++++ RECORDS SHOWN

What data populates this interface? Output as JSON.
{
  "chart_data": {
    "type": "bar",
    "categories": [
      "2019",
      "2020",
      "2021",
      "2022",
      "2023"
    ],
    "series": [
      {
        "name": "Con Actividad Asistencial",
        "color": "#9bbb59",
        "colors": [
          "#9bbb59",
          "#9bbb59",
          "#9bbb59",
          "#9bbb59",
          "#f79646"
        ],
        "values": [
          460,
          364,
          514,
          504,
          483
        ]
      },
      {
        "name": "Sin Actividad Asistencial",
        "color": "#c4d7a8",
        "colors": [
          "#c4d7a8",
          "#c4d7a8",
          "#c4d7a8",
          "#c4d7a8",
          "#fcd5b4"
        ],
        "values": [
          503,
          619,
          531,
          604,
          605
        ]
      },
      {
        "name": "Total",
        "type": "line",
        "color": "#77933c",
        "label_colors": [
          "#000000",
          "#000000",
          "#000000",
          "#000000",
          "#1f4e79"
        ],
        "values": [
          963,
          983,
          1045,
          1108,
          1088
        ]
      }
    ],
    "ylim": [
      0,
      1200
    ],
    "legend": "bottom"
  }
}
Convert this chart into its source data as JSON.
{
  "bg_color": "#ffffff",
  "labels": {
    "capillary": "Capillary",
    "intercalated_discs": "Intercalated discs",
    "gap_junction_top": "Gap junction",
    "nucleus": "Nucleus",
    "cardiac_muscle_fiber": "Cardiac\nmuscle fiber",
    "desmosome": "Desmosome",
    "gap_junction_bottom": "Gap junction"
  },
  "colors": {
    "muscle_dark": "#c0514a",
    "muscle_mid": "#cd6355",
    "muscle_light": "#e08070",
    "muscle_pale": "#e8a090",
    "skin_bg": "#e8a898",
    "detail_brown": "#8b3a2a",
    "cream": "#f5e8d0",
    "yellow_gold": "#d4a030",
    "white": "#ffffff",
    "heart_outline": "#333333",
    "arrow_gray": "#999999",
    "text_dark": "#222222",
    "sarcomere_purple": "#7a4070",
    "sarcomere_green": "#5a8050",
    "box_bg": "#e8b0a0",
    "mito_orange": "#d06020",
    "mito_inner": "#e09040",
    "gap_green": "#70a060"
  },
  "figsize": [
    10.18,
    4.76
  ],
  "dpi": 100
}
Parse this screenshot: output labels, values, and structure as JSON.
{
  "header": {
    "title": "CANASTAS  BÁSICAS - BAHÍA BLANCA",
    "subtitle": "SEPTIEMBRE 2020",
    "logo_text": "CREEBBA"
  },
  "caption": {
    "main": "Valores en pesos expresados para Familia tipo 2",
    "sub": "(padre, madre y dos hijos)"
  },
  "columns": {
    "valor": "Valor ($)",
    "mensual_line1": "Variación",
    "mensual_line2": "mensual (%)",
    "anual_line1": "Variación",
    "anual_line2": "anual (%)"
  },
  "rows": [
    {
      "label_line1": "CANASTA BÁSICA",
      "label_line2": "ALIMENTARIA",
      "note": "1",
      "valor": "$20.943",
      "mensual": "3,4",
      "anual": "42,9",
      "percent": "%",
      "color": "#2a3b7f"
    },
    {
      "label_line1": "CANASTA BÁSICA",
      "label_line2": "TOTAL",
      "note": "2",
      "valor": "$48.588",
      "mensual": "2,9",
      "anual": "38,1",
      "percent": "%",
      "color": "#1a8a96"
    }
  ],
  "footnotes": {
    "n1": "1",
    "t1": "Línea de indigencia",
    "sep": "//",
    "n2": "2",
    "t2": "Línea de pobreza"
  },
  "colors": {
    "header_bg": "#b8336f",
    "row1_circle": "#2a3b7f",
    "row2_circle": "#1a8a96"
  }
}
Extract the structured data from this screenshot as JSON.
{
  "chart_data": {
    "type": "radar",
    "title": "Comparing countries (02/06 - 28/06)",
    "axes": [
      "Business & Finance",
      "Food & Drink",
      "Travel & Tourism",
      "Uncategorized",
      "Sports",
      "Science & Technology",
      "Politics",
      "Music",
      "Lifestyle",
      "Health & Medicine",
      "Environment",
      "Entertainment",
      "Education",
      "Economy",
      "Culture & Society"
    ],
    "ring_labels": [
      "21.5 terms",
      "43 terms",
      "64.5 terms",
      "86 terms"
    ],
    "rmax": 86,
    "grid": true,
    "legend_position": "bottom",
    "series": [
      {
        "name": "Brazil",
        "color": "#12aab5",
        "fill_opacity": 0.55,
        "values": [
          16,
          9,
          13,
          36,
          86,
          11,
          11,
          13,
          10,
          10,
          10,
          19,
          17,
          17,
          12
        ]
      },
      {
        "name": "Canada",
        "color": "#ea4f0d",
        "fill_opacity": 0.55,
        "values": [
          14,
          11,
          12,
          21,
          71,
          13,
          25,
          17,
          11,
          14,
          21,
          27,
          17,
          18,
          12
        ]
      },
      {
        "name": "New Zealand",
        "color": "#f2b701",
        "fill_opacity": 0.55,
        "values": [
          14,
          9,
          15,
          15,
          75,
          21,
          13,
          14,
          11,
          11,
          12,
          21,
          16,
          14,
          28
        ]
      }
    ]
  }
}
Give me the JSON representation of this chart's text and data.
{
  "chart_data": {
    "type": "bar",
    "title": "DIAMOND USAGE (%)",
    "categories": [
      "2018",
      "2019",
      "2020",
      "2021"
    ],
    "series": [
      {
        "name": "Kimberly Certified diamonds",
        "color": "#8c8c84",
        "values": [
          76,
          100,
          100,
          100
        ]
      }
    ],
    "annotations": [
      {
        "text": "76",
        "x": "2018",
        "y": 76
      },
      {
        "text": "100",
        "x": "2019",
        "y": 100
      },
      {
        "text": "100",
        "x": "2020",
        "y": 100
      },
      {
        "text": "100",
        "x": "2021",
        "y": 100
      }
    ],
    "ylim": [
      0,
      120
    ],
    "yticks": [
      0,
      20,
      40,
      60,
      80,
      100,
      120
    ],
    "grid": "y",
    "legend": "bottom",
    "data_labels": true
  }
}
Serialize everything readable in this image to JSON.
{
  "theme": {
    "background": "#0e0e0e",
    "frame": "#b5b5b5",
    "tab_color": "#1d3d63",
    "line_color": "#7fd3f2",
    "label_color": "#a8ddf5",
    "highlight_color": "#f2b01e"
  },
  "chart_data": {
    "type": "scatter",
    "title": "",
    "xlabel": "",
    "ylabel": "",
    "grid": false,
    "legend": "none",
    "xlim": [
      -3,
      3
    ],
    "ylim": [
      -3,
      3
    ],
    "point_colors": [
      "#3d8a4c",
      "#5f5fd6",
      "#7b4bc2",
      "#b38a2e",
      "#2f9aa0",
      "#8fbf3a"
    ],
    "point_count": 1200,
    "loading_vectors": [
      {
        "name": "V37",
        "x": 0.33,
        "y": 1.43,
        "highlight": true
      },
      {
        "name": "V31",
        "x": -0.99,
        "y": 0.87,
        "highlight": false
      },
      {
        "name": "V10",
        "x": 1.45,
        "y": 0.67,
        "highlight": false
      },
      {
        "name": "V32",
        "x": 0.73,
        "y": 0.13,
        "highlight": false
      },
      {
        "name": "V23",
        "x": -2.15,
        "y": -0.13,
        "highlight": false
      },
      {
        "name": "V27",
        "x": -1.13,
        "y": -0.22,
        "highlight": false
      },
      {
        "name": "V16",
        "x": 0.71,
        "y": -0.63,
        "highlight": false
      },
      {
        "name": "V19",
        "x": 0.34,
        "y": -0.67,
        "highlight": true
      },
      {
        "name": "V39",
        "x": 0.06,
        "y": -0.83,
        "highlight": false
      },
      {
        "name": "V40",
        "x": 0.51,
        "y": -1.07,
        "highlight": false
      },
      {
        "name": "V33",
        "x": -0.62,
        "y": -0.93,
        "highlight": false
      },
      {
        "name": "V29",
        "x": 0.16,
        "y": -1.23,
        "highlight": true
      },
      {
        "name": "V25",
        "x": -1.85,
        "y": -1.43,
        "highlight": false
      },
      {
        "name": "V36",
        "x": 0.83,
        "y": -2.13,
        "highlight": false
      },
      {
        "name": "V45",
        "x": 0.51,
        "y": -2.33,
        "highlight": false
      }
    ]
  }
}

++++++++

In the lines above, locate the string "Actividad". Copy every line where it occurs.

        "name": "Con Actividad Asistencial",
        "name": "Sin Actividad Asistencial",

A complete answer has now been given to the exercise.